# What is expected:
Select the lines of the records containing the word "frac" and list them.

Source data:
::::
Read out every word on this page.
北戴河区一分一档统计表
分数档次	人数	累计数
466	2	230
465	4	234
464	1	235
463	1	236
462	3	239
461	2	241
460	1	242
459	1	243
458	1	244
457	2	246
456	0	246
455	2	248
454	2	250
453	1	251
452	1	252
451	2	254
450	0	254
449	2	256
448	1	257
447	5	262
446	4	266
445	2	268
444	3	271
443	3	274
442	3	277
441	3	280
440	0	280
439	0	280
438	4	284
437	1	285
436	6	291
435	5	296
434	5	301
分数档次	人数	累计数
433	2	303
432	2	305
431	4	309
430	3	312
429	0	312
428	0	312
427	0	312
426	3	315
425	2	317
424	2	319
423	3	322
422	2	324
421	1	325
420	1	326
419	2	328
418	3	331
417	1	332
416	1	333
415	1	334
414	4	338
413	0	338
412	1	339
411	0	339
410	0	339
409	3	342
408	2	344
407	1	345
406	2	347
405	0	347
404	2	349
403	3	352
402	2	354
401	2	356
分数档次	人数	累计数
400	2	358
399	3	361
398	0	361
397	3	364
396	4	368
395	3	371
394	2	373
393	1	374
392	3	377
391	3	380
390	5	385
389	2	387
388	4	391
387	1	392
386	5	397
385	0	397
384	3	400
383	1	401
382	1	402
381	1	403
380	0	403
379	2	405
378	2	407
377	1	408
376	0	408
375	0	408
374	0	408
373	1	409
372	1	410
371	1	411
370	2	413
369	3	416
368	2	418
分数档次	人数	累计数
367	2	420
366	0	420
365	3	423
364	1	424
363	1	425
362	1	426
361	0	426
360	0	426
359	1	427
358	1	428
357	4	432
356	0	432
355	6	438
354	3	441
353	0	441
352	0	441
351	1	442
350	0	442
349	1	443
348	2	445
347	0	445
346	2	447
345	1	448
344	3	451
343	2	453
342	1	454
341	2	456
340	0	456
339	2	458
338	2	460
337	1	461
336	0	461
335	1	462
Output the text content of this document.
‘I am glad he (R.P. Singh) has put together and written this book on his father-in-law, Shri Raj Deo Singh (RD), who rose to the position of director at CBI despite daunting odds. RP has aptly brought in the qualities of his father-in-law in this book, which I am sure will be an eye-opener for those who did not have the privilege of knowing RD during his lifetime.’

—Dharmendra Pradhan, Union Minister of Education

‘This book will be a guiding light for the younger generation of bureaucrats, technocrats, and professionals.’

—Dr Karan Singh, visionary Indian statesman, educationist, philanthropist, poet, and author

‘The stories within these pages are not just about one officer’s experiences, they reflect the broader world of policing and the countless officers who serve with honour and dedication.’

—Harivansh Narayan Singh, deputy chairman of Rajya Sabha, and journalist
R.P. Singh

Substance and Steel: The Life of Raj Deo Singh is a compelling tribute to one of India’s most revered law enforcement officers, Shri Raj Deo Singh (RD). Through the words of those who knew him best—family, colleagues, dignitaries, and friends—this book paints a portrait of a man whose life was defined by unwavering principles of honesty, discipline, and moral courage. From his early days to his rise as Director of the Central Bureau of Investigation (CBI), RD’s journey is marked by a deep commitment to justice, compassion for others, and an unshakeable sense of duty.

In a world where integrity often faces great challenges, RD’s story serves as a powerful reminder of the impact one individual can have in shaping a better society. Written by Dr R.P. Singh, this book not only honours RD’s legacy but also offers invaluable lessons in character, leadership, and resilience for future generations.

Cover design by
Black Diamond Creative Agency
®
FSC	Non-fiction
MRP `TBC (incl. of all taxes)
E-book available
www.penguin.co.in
::::
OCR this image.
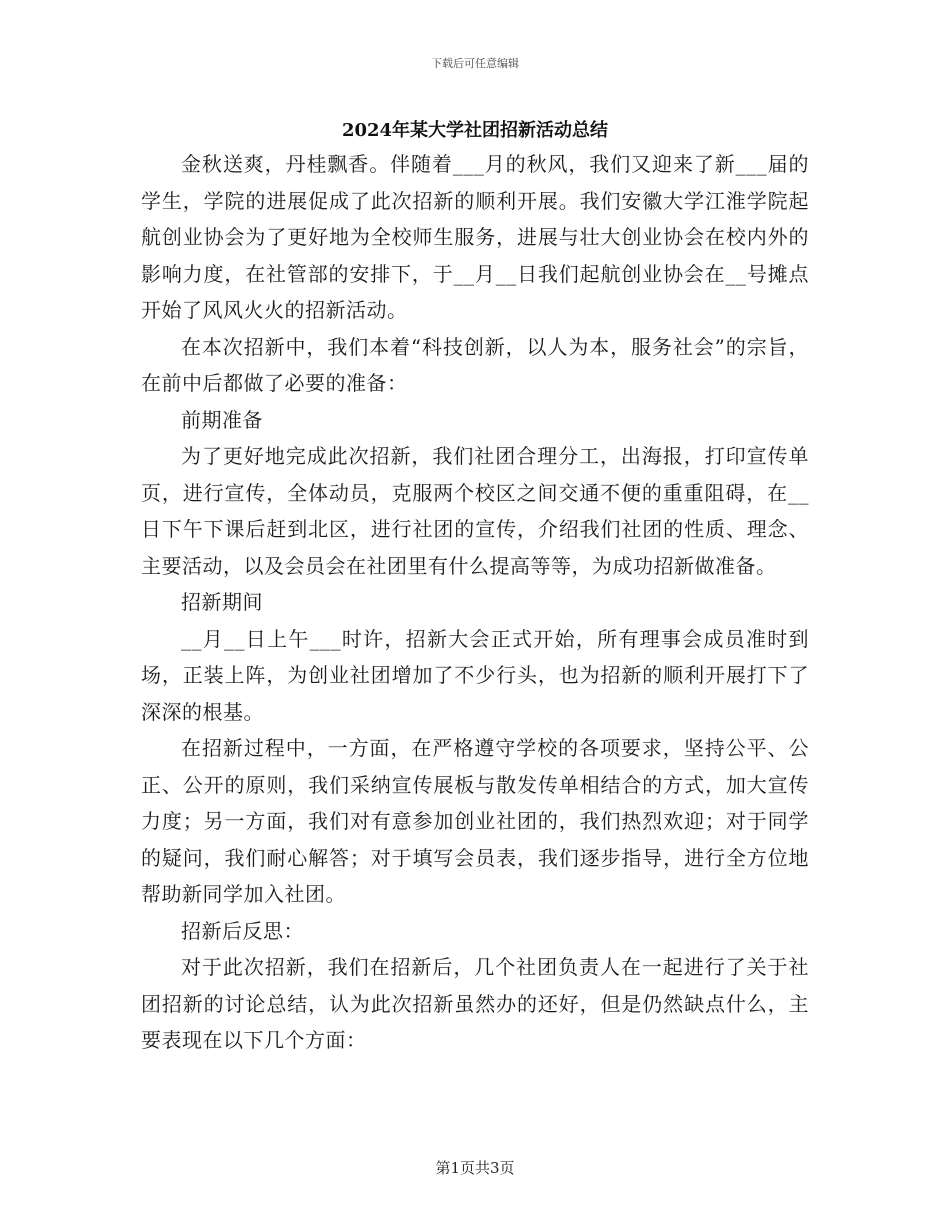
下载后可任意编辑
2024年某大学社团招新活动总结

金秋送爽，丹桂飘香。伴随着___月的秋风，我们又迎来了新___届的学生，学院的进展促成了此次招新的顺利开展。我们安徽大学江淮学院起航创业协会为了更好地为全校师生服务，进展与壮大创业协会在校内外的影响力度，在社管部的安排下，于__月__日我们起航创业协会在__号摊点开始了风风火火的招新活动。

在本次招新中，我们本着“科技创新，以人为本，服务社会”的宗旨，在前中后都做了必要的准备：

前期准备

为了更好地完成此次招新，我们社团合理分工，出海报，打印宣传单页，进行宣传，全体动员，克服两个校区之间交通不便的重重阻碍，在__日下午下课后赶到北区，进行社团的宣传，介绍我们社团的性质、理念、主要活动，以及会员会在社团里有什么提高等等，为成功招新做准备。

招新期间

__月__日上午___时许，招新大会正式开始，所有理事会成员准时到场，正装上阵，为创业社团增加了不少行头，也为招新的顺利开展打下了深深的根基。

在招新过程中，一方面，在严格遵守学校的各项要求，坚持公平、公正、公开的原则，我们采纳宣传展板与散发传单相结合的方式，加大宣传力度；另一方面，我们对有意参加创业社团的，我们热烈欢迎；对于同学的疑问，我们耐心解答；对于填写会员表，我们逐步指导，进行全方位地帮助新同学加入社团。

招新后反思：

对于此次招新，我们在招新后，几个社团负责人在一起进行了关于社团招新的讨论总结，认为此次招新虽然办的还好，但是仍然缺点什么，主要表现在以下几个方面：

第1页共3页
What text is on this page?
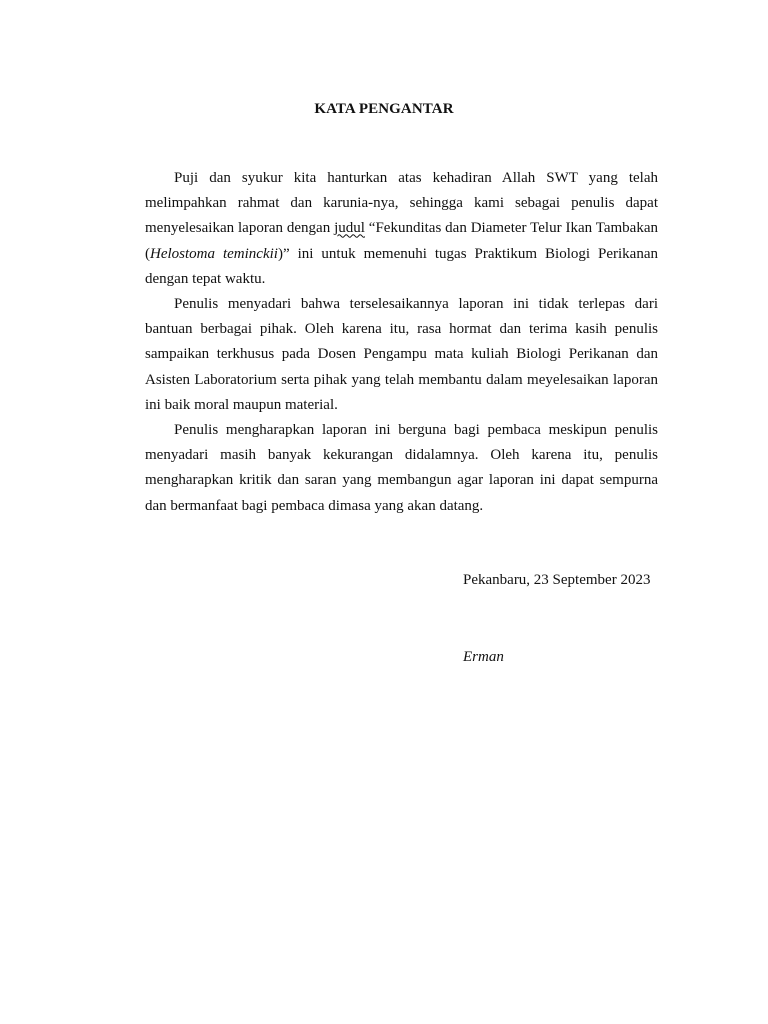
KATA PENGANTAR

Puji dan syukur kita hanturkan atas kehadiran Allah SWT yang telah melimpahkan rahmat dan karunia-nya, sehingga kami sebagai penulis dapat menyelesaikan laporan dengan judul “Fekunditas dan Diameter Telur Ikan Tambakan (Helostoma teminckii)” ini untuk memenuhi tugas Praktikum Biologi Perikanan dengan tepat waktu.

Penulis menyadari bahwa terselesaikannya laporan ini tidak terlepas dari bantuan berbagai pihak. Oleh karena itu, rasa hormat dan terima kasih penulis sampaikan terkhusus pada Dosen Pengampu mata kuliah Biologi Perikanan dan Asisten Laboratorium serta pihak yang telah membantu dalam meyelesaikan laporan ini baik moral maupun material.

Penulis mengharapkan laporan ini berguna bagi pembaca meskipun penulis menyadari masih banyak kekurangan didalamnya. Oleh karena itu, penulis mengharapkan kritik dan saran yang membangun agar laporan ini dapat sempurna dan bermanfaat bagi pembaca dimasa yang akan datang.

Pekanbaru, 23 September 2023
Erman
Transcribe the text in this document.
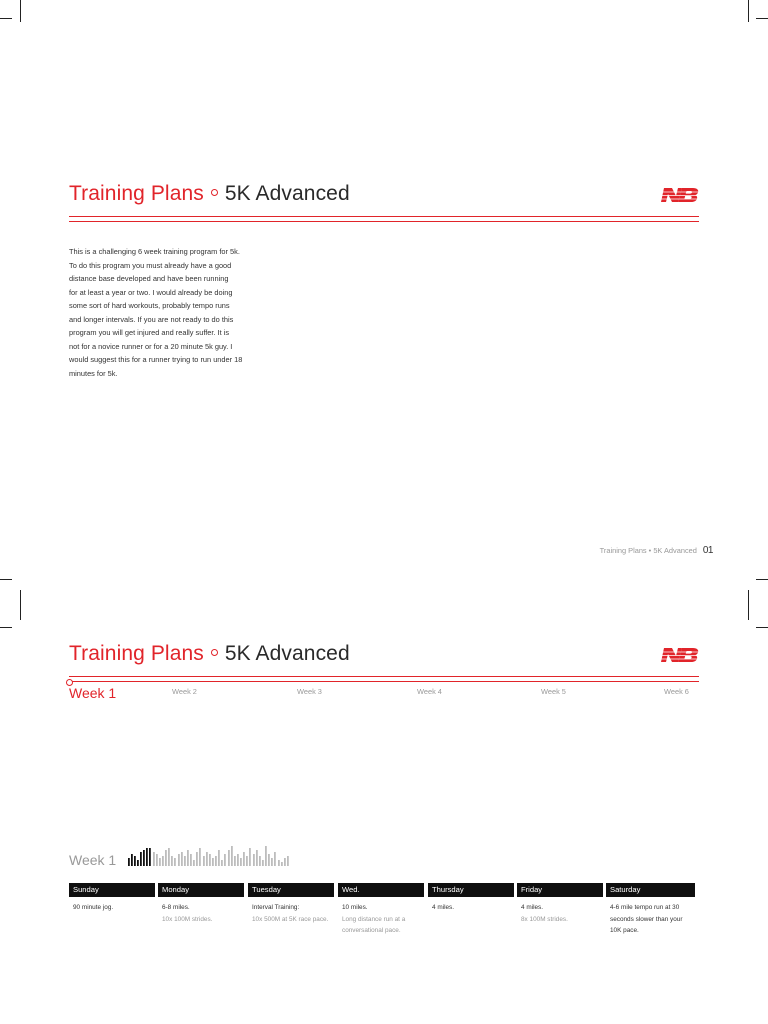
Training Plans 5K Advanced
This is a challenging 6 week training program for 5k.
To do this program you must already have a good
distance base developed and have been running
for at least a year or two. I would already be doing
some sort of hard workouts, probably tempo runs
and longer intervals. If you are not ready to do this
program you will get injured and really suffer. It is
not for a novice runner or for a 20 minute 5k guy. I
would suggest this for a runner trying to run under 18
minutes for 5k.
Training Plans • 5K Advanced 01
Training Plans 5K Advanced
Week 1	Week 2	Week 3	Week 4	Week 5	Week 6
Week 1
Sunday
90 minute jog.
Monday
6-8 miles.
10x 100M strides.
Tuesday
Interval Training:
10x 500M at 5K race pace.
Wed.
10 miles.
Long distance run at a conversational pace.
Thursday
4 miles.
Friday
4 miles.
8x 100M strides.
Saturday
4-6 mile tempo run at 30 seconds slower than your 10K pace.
::::
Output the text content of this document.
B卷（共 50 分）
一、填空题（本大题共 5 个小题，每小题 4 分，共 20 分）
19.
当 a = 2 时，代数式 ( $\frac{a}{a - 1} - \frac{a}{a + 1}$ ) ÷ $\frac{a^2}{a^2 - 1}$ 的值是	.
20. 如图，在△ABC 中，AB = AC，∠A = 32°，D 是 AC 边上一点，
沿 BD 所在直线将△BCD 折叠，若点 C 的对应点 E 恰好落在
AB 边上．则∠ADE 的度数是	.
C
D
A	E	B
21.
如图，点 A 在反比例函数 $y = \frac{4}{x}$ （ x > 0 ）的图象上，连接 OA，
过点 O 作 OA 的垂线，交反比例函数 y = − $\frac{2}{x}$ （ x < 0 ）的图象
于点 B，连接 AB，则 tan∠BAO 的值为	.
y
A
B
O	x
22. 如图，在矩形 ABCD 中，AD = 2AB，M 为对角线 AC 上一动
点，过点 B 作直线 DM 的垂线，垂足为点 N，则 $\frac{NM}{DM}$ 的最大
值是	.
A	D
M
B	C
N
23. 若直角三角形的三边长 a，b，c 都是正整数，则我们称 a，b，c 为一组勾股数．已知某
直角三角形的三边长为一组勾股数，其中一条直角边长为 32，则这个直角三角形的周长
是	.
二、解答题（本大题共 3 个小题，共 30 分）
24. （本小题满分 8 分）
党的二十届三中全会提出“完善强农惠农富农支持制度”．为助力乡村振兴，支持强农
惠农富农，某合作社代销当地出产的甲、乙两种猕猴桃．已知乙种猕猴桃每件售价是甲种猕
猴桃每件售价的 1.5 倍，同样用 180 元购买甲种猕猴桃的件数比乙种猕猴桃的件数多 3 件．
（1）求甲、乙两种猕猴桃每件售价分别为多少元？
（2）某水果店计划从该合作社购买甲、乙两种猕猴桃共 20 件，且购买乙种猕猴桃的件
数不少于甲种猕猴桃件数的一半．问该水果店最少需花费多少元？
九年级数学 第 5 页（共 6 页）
::::
# Solution to the exercise:
当 a = 2 时，代数式 ( $\frac{a}{a - 1} - \frac{a}{a + 1}$ ) ÷ $\frac{a^2}{a^2 - 1}$ 的值是	.
如图，点 A 在反比例函数 $y = \frac{4}{x}$ （ x > 0 ）的图象上，连接 OA，
过点 O 作 OA 的垂线，交反比例函数 y = − $\frac{2}{x}$ （ x < 0 ）的图象
点，过点 B 作直线 DM 的垂线，垂足为点 N，则 $\frac{NM}{DM}$ 的最大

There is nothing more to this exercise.